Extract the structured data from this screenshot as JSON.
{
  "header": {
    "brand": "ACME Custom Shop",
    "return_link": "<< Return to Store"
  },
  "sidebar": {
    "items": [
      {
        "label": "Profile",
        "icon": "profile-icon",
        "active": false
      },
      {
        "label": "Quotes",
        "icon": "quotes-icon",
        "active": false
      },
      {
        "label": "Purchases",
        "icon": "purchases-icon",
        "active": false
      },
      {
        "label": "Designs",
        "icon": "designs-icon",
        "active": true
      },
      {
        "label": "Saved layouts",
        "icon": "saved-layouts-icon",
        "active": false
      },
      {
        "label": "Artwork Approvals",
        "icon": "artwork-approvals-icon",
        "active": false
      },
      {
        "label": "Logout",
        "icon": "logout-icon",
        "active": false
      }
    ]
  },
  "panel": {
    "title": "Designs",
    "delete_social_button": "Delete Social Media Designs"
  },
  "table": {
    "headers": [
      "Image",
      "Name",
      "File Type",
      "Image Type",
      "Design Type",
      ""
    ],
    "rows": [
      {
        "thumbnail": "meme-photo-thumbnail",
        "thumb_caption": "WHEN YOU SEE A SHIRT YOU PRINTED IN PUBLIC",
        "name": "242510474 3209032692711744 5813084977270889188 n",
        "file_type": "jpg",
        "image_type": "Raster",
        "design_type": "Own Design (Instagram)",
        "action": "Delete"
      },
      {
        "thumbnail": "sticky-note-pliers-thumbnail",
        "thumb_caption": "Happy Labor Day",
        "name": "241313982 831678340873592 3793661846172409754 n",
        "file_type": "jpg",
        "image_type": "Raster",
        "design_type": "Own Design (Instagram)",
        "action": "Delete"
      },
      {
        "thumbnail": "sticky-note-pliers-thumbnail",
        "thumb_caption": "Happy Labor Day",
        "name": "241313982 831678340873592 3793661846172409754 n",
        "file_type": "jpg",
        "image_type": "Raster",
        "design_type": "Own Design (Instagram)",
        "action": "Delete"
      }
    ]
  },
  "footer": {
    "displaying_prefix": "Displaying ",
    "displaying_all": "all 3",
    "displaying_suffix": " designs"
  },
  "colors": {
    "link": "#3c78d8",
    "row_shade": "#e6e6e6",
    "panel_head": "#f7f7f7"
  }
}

━━━━━━━━━━━━━━━━━━━━

**Request:** Reproduce the entries above in full, verbatim.

**Answer to this exercise:**
Extract the structured data from this screenshot as JSON.
{
  "header": {
    "brand": "ACME Custom Shop",
    "return_link": "<< Return to Store"
  },
  "sidebar": {
    "items": [
      {
        "label": "Profile",
        "icon": "profile-icon",
        "active": false
      },
      {
        "label": "Quotes",
        "icon": "quotes-icon",
        "active": false
      },
      {
        "label": "Purchases",
        "icon": "purchases-icon",
        "active": false
      },
      {
        "label": "Designs",
        "icon": "designs-icon",
        "active": true
      },
      {
        "label": "Saved layouts",
        "icon": "saved-layouts-icon",
        "active": false
      },
      {
        "label": "Artwork Approvals",
        "icon": "artwork-approvals-icon",
        "active": false
      },
      {
        "label": "Logout",
        "icon": "logout-icon",
        "active": false
      }
    ]
  },
  "panel": {
    "title": "Designs",
    "delete_social_button": "Delete Social Media Designs"
  },
  "table": {
    "headers": [
      "Image",
      "Name",
      "File Type",
      "Image Type",
      "Design Type",
      ""
    ],
    "rows": [
      {
        "thumbnail": "meme-photo-thumbnail",
        "thumb_caption": "WHEN YOU SEE A SHIRT YOU PRINTED IN PUBLIC",
        "name": "242510474 3209032692711744 5813084977270889188 n",
        "file_type": "jpg",
        "image_type": "Raster",
        "design_type": "Own Design (Instagram)",
        "action": "Delete"
      },
      {
        "thumbnail": "sticky-note-pliers-thumbnail",
        "thumb_caption": "Happy Labor Day",
        "name": "241313982 831678340873592 3793661846172409754 n",
        "file_type": "jpg",
        "image_type": "Raster",
        "design_type": "Own Design (Instagram)",
        "action": "Delete"
      },
      {
        "thumbnail": "sticky-note-pliers-thumbnail",
        "thumb_caption": "Happy Labor Day",
        "name": "241313982 831678340873592 3793661846172409754 n",
        "file_type": "jpg",
        "image_type": "Raster",
        "design_type": "Own Design (Instagram)",
        "action": "Delete"
      }
    ]
  },
  "footer": {
    "displaying_prefix": "Displaying ",
    "displaying_all": "all 3",
    "displaying_suffix": " designs"
  },
  "colors": {
    "link": "#3c78d8",
    "row_shade": "#e6e6e6",
    "panel_head": "#f7f7f7"
  }
}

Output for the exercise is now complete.